== DATA FOR THIS TASK

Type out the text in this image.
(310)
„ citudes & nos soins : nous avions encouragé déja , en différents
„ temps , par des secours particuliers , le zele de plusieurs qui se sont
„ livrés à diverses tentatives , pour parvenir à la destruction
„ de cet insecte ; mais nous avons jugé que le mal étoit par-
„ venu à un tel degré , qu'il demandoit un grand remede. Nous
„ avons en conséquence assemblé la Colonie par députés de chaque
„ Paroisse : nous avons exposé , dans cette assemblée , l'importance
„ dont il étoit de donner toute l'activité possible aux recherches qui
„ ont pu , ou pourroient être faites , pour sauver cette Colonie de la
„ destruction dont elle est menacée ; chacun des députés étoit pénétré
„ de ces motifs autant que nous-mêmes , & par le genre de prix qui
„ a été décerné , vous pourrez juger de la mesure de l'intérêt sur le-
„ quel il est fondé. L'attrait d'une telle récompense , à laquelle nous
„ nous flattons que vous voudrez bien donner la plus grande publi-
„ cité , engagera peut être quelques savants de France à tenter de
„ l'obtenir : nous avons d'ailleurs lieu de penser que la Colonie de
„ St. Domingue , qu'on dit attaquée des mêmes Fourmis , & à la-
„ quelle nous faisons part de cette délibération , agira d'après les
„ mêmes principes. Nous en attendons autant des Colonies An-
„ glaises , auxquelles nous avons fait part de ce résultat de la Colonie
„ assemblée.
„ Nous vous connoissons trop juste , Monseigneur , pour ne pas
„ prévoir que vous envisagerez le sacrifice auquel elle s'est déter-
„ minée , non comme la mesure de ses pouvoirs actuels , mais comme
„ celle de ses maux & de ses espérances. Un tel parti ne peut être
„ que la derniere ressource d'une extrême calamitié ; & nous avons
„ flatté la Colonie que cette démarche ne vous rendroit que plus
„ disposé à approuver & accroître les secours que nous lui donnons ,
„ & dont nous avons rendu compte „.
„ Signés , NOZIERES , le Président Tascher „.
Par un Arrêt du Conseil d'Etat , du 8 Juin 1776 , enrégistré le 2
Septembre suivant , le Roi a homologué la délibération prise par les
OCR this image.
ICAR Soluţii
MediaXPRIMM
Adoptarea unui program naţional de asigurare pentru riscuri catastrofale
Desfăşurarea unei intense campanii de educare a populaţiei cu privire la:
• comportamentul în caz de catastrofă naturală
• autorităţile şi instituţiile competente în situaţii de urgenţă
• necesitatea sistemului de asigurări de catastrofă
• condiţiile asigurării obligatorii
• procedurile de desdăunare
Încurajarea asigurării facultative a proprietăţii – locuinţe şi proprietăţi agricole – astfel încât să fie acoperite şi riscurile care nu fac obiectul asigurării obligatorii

====

#### [WHAT IS REQUIRED]
Exactly and only the lines from the one containing "OCR this image." through the end of the material are to be reproduced, both ends included.

#### [IN RESPONSE]
OCR this image.
ICAR Soluţii
MediaXPRIMM
Adoptarea unui program naţional de asigurare pentru riscuri catastrofale
Desfăşurarea unei intense campanii de educare a populaţiei cu privire la:
• comportamentul în caz de catastrofă naturală
• autorităţile şi instituţiile competente în situaţii de urgenţă
• necesitatea sistemului de asigurări de catastrofă
• condiţiile asigurării obligatorii
• procedurile de desdăunare
Încurajarea asigurării facultative a proprietăţii – locuinţe şi proprietăţi agricole – astfel încât să fie acoperite şi riscurile care nu fac obiectul asigurării obligatorii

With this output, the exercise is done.